[Given information]:
>> START

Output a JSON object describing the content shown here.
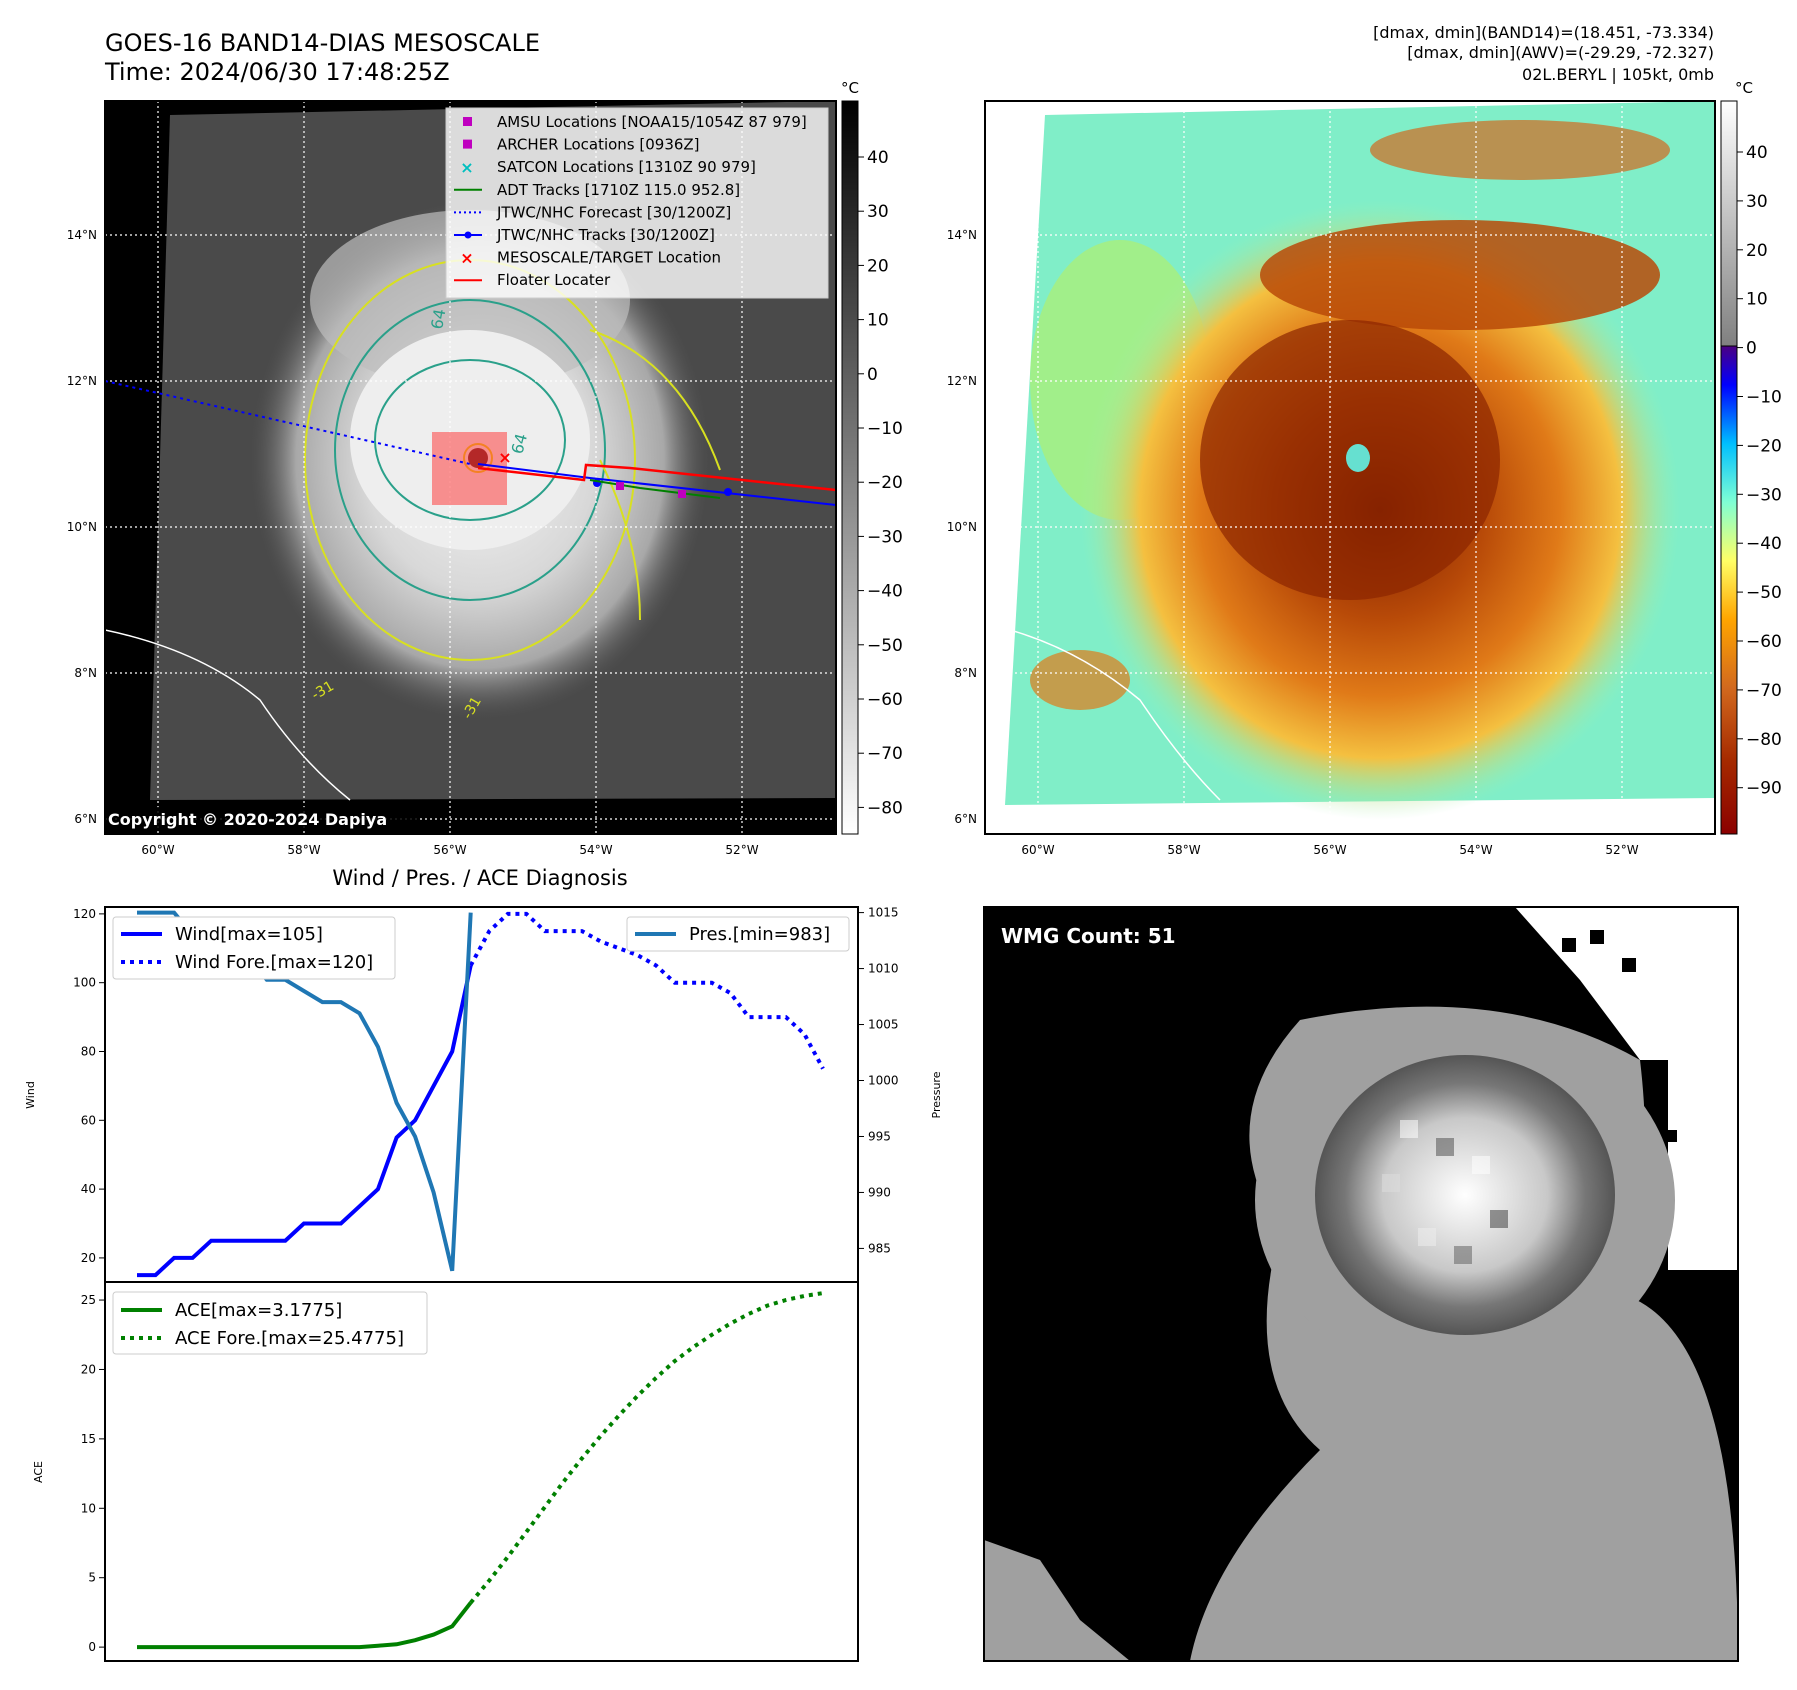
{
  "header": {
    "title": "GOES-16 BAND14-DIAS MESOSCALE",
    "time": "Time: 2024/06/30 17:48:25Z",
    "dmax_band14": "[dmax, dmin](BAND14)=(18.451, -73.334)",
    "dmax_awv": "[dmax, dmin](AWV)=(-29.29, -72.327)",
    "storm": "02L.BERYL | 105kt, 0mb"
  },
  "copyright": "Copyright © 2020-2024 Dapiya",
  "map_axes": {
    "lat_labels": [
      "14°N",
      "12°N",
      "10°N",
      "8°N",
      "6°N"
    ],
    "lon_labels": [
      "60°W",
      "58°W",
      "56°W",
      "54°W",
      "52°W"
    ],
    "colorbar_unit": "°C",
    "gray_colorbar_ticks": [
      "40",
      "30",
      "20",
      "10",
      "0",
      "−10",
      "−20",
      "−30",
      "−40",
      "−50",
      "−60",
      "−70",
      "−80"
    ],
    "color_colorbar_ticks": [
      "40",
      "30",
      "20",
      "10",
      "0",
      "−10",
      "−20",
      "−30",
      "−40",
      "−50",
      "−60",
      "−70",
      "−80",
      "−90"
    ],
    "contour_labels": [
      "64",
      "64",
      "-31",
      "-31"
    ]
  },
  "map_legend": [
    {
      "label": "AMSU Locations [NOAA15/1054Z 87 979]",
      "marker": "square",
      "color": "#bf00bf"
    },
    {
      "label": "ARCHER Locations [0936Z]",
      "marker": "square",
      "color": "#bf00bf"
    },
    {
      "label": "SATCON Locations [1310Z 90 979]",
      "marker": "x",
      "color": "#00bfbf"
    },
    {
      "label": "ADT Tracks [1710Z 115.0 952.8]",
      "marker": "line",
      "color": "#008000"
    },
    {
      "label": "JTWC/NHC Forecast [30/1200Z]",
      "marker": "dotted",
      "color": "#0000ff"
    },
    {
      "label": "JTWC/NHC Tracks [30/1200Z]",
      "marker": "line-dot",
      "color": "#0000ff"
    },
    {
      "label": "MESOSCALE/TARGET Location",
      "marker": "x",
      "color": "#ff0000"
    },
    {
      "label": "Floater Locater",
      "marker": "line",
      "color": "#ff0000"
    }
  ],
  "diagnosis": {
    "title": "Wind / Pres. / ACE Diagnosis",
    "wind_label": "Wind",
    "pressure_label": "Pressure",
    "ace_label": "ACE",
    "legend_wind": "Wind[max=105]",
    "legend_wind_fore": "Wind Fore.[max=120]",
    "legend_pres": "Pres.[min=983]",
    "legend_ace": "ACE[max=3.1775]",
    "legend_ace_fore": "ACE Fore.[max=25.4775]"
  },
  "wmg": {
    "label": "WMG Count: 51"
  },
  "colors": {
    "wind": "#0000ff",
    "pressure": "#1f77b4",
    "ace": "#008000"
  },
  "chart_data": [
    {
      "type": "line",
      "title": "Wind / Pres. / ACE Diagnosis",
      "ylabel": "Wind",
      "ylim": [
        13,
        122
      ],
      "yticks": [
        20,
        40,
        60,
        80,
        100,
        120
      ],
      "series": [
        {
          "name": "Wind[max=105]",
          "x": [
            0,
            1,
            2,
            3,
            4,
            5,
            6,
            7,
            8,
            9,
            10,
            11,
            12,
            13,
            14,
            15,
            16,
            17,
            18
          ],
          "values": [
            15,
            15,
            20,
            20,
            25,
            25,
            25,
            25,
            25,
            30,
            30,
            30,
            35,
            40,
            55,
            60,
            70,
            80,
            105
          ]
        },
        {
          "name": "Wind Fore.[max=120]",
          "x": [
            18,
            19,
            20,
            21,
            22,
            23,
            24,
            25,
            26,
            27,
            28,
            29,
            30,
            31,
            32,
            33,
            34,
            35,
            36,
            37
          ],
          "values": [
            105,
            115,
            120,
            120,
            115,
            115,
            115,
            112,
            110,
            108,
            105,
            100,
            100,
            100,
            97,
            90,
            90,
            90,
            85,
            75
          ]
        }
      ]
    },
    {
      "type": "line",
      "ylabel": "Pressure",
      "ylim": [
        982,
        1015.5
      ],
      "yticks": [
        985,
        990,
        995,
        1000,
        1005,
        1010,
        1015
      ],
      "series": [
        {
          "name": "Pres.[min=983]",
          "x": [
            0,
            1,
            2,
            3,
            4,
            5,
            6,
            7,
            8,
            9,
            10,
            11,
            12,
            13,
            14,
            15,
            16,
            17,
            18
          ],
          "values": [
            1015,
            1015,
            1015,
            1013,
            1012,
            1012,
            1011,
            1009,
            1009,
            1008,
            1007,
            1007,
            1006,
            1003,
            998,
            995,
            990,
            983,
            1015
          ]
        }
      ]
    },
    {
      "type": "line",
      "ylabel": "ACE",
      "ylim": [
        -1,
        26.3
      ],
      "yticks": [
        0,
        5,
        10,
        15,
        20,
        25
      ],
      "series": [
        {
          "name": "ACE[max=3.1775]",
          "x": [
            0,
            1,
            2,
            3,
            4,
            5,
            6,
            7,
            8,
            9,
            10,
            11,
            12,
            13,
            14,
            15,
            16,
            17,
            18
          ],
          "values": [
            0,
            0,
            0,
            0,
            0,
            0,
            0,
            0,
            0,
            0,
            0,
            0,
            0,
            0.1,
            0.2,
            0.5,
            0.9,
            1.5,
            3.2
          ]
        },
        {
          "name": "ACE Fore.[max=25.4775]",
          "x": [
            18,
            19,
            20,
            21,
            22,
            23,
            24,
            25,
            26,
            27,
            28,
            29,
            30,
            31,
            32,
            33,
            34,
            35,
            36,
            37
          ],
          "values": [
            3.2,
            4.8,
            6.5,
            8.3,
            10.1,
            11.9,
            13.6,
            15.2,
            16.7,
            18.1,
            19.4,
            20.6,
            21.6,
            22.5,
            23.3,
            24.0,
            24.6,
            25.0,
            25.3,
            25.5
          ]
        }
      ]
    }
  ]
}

>> END

[The exercise]: Restate the records above in full, word for word. Keep pictures out.

[Complete response]:
Output a JSON object describing the content shown here.
{
  "header": {
    "title": "GOES-16 BAND14-DIAS MESOSCALE",
    "time": "Time: 2024/06/30 17:48:25Z",
    "dmax_band14": "[dmax, dmin](BAND14)=(18.451, -73.334)",
    "dmax_awv": "[dmax, dmin](AWV)=(-29.29, -72.327)",
    "storm": "02L.BERYL | 105kt, 0mb"
  },
  "copyright": "Copyright © 2020-2024 Dapiya",
  "map_axes": {
    "lat_labels": [
      "14°N",
      "12°N",
      "10°N",
      "8°N",
      "6°N"
    ],
    "lon_labels": [
      "60°W",
      "58°W",
      "56°W",
      "54°W",
      "52°W"
    ],
    "colorbar_unit": "°C",
    "gray_colorbar_ticks": [
      "40",
      "30",
      "20",
      "10",
      "0",
      "−10",
      "−20",
      "−30",
      "−40",
      "−50",
      "−60",
      "−70",
      "−80"
    ],
    "color_colorbar_ticks": [
      "40",
      "30",
      "20",
      "10",
      "0",
      "−10",
      "−20",
      "−30",
      "−40",
      "−50",
      "−60",
      "−70",
      "−80",
      "−90"
    ],
    "contour_labels": [
      "64",
      "64",
      "-31",
      "-31"
    ]
  },
  "map_legend": [
    {
      "label": "AMSU Locations [NOAA15/1054Z 87 979]",
      "marker": "square",
      "color": "#bf00bf"
    },
    {
      "label": "ARCHER Locations [0936Z]",
      "marker": "square",
      "color": "#bf00bf"
    },
    {
      "label": "SATCON Locations [1310Z 90 979]",
      "marker": "x",
      "color": "#00bfbf"
    },
    {
      "label": "ADT Tracks [1710Z 115.0 952.8]",
      "marker": "line",
      "color": "#008000"
    },
    {
      "label": "JTWC/NHC Forecast [30/1200Z]",
      "marker": "dotted",
      "color": "#0000ff"
    },
    {
      "label": "JTWC/NHC Tracks [30/1200Z]",
      "marker": "line-dot",
      "color": "#0000ff"
    },
    {
      "label": "MESOSCALE/TARGET Location",
      "marker": "x",
      "color": "#ff0000"
    },
    {
      "label": "Floater Locater",
      "marker": "line",
      "color": "#ff0000"
    }
  ],
  "diagnosis": {
    "title": "Wind / Pres. / ACE Diagnosis",
    "wind_label": "Wind",
    "pressure_label": "Pressure",
    "ace_label": "ACE",
    "legend_wind": "Wind[max=105]",
    "legend_wind_fore": "Wind Fore.[max=120]",
    "legend_pres": "Pres.[min=983]",
    "legend_ace": "ACE[max=3.1775]",
    "legend_ace_fore": "ACE Fore.[max=25.4775]"
  },
  "wmg": {
    "label": "WMG Count: 51"
  },
  "colors": {
    "wind": "#0000ff",
    "pressure": "#1f77b4",
    "ace": "#008000"
  },
  "chart_data": [
    {
      "type": "line",
      "title": "Wind / Pres. / ACE Diagnosis",
      "ylabel": "Wind",
      "ylim": [
        13,
        122
      ],
      "yticks": [
        20,
        40,
        60,
        80,
        100,
        120
      ],
      "series": [
        {
          "name": "Wind[max=105]",
          "x": [
            0,
            1,
            2,
            3,
            4,
            5,
            6,
            7,
            8,
            9,
            10,
            11,
            12,
            13,
            14,
            15,
            16,
            17,
            18
          ],
          "values": [
            15,
            15,
            20,
            20,
            25,
            25,
            25,
            25,
            25,
            30,
            30,
            30,
            35,
            40,
            55,
            60,
            70,
            80,
            105
          ]
        },
        {
          "name": "Wind Fore.[max=120]",
          "x": [
            18,
            19,
            20,
            21,
            22,
            23,
            24,
            25,
            26,
            27,
            28,
            29,
            30,
            31,
            32,
            33,
            34,
            35,
            36,
            37
          ],
          "values": [
            105,
            115,
            120,
            120,
            115,
            115,
            115,
            112,
            110,
            108,
            105,
            100,
            100,
            100,
            97,
            90,
            90,
            90,
            85,
            75
          ]
        }
      ]
    },
    {
      "type": "line",
      "ylabel": "Pressure",
      "ylim": [
        982,
        1015.5
      ],
      "yticks": [
        985,
        990,
        995,
        1000,
        1005,
        1010,
        1015
      ],
      "series": [
        {
          "name": "Pres.[min=983]",
          "x": [
            0,
            1,
            2,
            3,
            4,
            5,
            6,
            7,
            8,
            9,
            10,
            11,
            12,
            13,
            14,
            15,
            16,
            17,
            18
          ],
          "values": [
            1015,
            1015,
            1015,
            1013,
            1012,
            1012,
            1011,
            1009,
            1009,
            1008,
            1007,
            1007,
            1006,
            1003,
            998,
            995,
            990,
            983,
            1015
          ]
        }
      ]
    },
    {
      "type": "line",
      "ylabel": "ACE",
      "ylim": [
        -1,
        26.3
      ],
      "yticks": [
        0,
        5,
        10,
        15,
        20,
        25
      ],
      "series": [
        {
          "name": "ACE[max=3.1775]",
          "x": [
            0,
            1,
            2,
            3,
            4,
            5,
            6,
            7,
            8,
            9,
            10,
            11,
            12,
            13,
            14,
            15,
            16,
            17,
            18
          ],
          "values": [
            0,
            0,
            0,
            0,
            0,
            0,
            0,
            0,
            0,
            0,
            0,
            0,
            0,
            0.1,
            0.2,
            0.5,
            0.9,
            1.5,
            3.2
          ]
        },
        {
          "name": "ACE Fore.[max=25.4775]",
          "x": [
            18,
            19,
            20,
            21,
            22,
            23,
            24,
            25,
            26,
            27,
            28,
            29,
            30,
            31,
            32,
            33,
            34,
            35,
            36,
            37
          ],
          "values": [
            3.2,
            4.8,
            6.5,
            8.3,
            10.1,
            11.9,
            13.6,
            15.2,
            16.7,
            18.1,
            19.4,
            20.6,
            21.6,
            22.5,
            23.3,
            24.0,
            24.6,
            25.0,
            25.3,
            25.5
          ]
        }
      ]
    }
  ]
}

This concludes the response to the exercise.